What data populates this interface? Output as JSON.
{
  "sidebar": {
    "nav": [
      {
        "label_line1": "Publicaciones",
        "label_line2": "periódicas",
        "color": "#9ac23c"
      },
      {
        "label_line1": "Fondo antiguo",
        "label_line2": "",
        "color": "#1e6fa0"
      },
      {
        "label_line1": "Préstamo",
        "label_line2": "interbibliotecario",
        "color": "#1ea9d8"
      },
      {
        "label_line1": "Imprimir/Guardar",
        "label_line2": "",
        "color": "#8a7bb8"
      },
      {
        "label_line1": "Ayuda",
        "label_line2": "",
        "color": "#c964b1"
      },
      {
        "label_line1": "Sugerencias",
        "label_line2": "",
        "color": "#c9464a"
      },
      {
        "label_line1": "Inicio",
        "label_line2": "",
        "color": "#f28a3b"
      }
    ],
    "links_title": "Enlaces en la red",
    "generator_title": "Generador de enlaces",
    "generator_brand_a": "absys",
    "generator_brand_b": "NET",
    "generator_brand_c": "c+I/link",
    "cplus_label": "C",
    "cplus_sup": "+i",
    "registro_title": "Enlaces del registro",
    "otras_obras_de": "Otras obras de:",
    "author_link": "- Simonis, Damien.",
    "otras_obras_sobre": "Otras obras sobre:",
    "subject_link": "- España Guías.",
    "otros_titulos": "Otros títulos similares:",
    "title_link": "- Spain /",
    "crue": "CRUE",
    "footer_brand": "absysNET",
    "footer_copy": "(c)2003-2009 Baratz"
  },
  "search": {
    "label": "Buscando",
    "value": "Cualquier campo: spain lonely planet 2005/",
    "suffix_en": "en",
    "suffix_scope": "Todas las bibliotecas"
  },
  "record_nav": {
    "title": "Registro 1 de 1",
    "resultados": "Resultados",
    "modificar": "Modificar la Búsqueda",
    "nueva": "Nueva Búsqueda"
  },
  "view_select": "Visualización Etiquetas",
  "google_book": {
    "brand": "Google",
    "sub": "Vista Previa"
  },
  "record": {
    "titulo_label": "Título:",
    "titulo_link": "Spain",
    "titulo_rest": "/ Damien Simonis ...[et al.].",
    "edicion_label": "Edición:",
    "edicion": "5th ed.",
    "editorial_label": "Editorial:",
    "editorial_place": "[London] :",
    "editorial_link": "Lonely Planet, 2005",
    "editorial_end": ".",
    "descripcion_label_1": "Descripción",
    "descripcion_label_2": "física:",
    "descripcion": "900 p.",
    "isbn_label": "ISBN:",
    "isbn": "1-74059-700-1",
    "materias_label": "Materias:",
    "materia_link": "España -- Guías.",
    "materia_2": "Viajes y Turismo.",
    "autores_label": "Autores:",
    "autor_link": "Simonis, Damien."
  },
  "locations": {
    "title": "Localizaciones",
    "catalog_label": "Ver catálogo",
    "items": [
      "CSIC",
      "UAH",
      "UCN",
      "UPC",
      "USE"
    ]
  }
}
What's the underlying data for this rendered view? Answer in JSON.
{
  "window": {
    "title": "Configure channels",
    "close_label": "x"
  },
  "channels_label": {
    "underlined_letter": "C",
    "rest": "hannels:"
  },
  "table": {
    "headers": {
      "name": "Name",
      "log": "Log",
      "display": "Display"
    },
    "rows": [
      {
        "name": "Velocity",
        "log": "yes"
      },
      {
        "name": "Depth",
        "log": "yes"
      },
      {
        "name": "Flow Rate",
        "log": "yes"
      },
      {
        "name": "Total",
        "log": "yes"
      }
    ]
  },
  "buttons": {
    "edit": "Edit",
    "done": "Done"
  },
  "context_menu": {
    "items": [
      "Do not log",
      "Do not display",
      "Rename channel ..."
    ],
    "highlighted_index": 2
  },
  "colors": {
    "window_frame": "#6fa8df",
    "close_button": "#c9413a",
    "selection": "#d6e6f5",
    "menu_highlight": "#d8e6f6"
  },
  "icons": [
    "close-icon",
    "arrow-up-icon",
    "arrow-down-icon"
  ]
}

________

◆ Work to complete: Return every record, word for word.

◆ Result of the task:
What data populates this interface? Output as JSON.
{
  "sidebar": {
    "nav": [
      {
        "label_line1": "Publicaciones",
        "label_line2": "periódicas",
        "color": "#9ac23c"
      },
      {
        "label_line1": "Fondo antiguo",
        "label_line2": "",
        "color": "#1e6fa0"
      },
      {
        "label_line1": "Préstamo",
        "label_line2": "interbibliotecario",
        "color": "#1ea9d8"
      },
      {
        "label_line1": "Imprimir/Guardar",
        "label_line2": "",
        "color": "#8a7bb8"
      },
      {
        "label_line1": "Ayuda",
        "label_line2": "",
        "color": "#c964b1"
      },
      {
        "label_line1": "Sugerencias",
        "label_line2": "",
        "color": "#c9464a"
      },
      {
        "label_line1": "Inicio",
        "label_line2": "",
        "color": "#f28a3b"
      }
    ],
    "links_title": "Enlaces en la red",
    "generator_title": "Generador de enlaces",
    "generator_brand_a": "absys",
    "generator_brand_b": "NET",
    "generator_brand_c": "c+I/link",
    "cplus_label": "C",
    "cplus_sup": "+i",
    "registro_title": "Enlaces del registro",
    "otras_obras_de": "Otras obras de:",
    "author_link": "- Simonis, Damien.",
    "otras_obras_sobre": "Otras obras sobre:",
    "subject_link": "- España Guías.",
    "otros_titulos": "Otros títulos similares:",
    "title_link": "- Spain /",
    "crue": "CRUE",
    "footer_brand": "absysNET",
    "footer_copy": "(c)2003-2009 Baratz"
  },
  "search": {
    "label": "Buscando",
    "value": "Cualquier campo: spain lonely planet 2005/",
    "suffix_en": "en",
    "suffix_scope": "Todas las bibliotecas"
  },
  "record_nav": {
    "title": "Registro 1 de 1",
    "resultados": "Resultados",
    "modificar": "Modificar la Búsqueda",
    "nueva": "Nueva Búsqueda"
  },
  "view_select": "Visualización Etiquetas",
  "google_book": {
    "brand": "Google",
    "sub": "Vista Previa"
  },
  "record": {
    "titulo_label": "Título:",
    "titulo_link": "Spain",
    "titulo_rest": "/ Damien Simonis ...[et al.].",
    "edicion_label": "Edición:",
    "edicion": "5th ed.",
    "editorial_label": "Editorial:",
    "editorial_place": "[London] :",
    "editorial_link": "Lonely Planet, 2005",
    "editorial_end": ".",
    "descripcion_label_1": "Descripción",
    "descripcion_label_2": "física:",
    "descripcion": "900 p.",
    "isbn_label": "ISBN:",
    "isbn": "1-74059-700-1",
    "materias_label": "Materias:",
    "materia_link": "España -- Guías.",
    "materia_2": "Viajes y Turismo.",
    "autores_label": "Autores:",
    "autor_link": "Simonis, Damien."
  },
  "locations": {
    "title": "Localizaciones",
    "catalog_label": "Ver catálogo",
    "items": [
      "CSIC",
      "UAH",
      "UCN",
      "UPC",
      "USE"
    ]
  }
}
What's the underlying data for this rendered view? Answer in JSON.
{
  "window": {
    "title": "Configure channels",
    "close_label": "x"
  },
  "channels_label": {
    "underlined_letter": "C",
    "rest": "hannels:"
  },
  "table": {
    "headers": {
      "name": "Name",
      "log": "Log",
      "display": "Display"
    },
    "rows": [
      {
        "name": "Velocity",
        "log": "yes"
      },
      {
        "name": "Depth",
        "log": "yes"
      },
      {
        "name": "Flow Rate",
        "log": "yes"
      },
      {
        "name": "Total",
        "log": "yes"
      }
    ]
  },
  "buttons": {
    "edit": "Edit",
    "done": "Done"
  },
  "context_menu": {
    "items": [
      "Do not log",
      "Do not display",
      "Rename channel ..."
    ],
    "highlighted_index": 2
  },
  "colors": {
    "window_frame": "#6fa8df",
    "close_button": "#c9413a",
    "selection": "#d6e6f5",
    "menu_highlight": "#d8e6f6"
  },
  "icons": [
    "close-icon",
    "arrow-up-icon",
    "arrow-down-icon"
  ]
}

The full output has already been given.